• _Aufgabe A_: Welche Geldbuße verhängte der griechische Nationale Rat für Rundfunk und Fernsehen laut dem Text über Schleichwerbung gegen den Inhaber des Fernsehsenders?
• _Aufgabe B_: Gib aus dem Text über Schleichwerbung wortgetreu die Stelle zwischen "Der Fernsehsender hatte" und "Inhalt trotzdem eindeutig." wieder, beide eingeschlossen.
• _Aufgabe C_: Fasse den Absatz des Textes über Schleichwerbung, der mit „Ein Entgelt sei kein notwendiges Merkmal“ beginnt, als knappe Liste zusammen und behalte dabei die wesentlichen Aussagen bei.

• _Quelle_:
##########

Das sei "Schleichwerbung", fand der griechische "Nationale Rat für Rundfunk und Fernsehen" und brummte dem Inhaber des Fernsehsenders eine Geldbuße von 25.000 Euro auf. Der Beschuldigte wehrte sich mit einer Klage. Die oberste griechische Instanz in solchen Fragen, der "Symvoulio tis Epikrateias", fragte beim Europäischen Gerichtshof nach, wie die EU-Richtlinie "Fernsehen ohne Grenzen" in diesem Punkt auszulegen sei.
Diese Richtlinie enthält einige Normen zum Verbraucherschutz, verbietet u.a. Schleichwerbung: Wenn ein Sender absichtlich zu Werbezwecken Waren oder Dienstleistungen darstelle, ohne diesen Zweck kenntlich zu machen, sei das Schleichwerbung. "Eine Erwähnung oder Darstellung gilt insbesondere dann als beabsichtigt, wenn sie gegen Entgelt oder eine ähnliche Gegenleistung erfolgt".
Der Fernsehsender hatte die Geldbuße mit dem Argument angegriffen, von der Zahnklinik keine Vergütung für den Fernsehbericht kassiert zu haben. Doch: Auch ohne Entgelt kann eine beabsichtigte Schleichwerbung vorliegen, erklärte der Europäische Gerichtshof (C-52/10). In der griechischen Fassung der Richtlinie fehle das Wort "insbesondere". Nach dem Zweck der Regelung sei ihr Inhalt trotzdem eindeutig.
Ein Entgelt sei kein notwendiges Merkmal von Schleichwerbung, sondern nur ein Kriterium, das für Werbeabsicht spreche. Sei kein Geld geflossen (oder eine andere Gegenleistung geboten worden), könne man deshalb Schleichwerbung nicht ausschließen. Das würde die Interessen der Zuschauer beeinträchtigen und das Verbot von Schleichwerbung aufweichen. Denn in vielen Fällen dürfte es schwierig oder gar unmöglich sein, die Existenz eines Entgelts oder einer Gegenleistung für eine Werbung im Fernsehen nachzuweisen, wenn sich diese als Bericht über eine Ware oder eine Dienstleistung "tarne".

##########

• _Inhalt des Materials_:
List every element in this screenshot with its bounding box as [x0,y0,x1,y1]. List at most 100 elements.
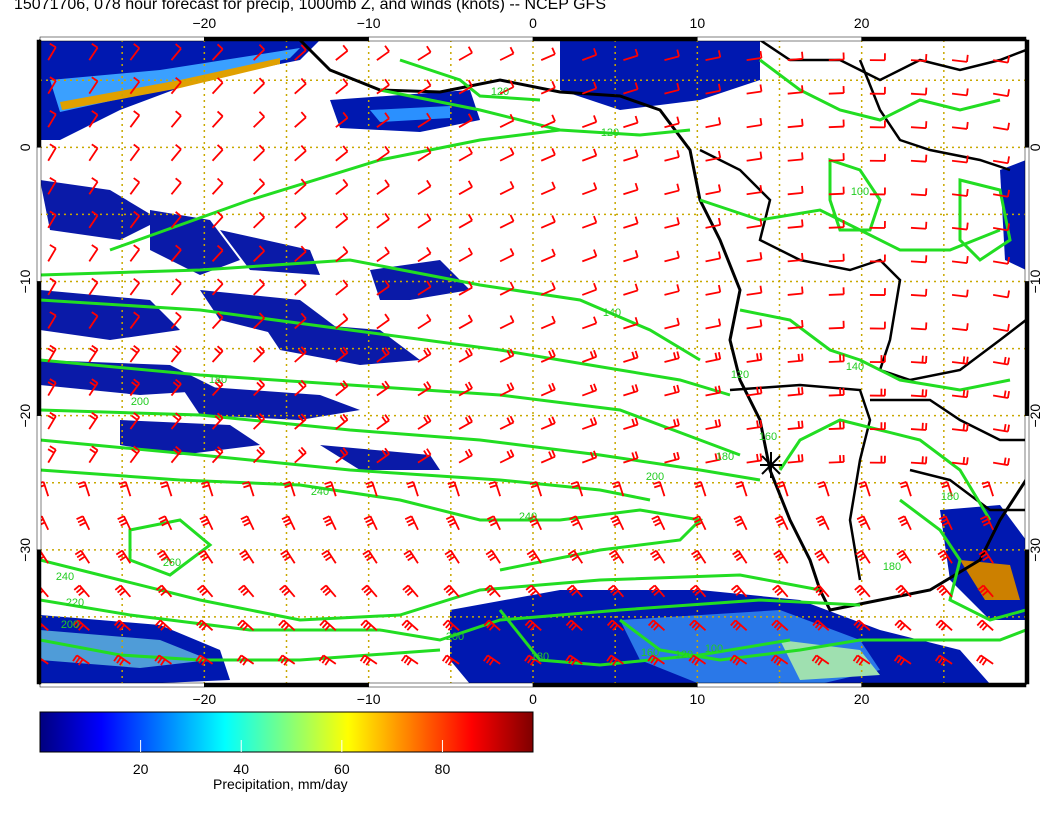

##########

• _Lösung A_: Eine Geldbuße von 25.000 Euro.

• _Lösung B_:
Der Fernsehsender hatte die Geldbuße mit dem Argument angegriffen, von der Zahnklinik keine Vergütung für den Fernsehbericht kassiert zu haben. Doch: Auch ohne Entgelt kann eine beabsichtigte Schleichwerbung vorliegen, erklärte der Europäische Gerichtshof (C-52/10). In der griechischen Fassung der Richtlinie fehle das Wort "insbesondere". Nach dem Zweck der Regelung sei ihr Inhalt trotzdem eindeutig.

• _Lösung C_:
- Ein Entgelt sei kein notwendiges Merkmal von Schleichwerbung, sondern nur ein Kriterium, das für Werbeabsicht spricht.
- Auch ohne Geld oder andere Gegenleistung sei Schleichwerbung nicht ausgeschlossen.
- Sonst würden die Interessen der Zuschauer beeinträchtigt und das Verbot aufgeweicht.
- Grund: Ein Entgelt oder eine Gegenleistung sei oft schwer oder gar nicht nachzuweisen, wenn sich Werbung als Bericht über eine Ware oder Dienstleistung tarnt.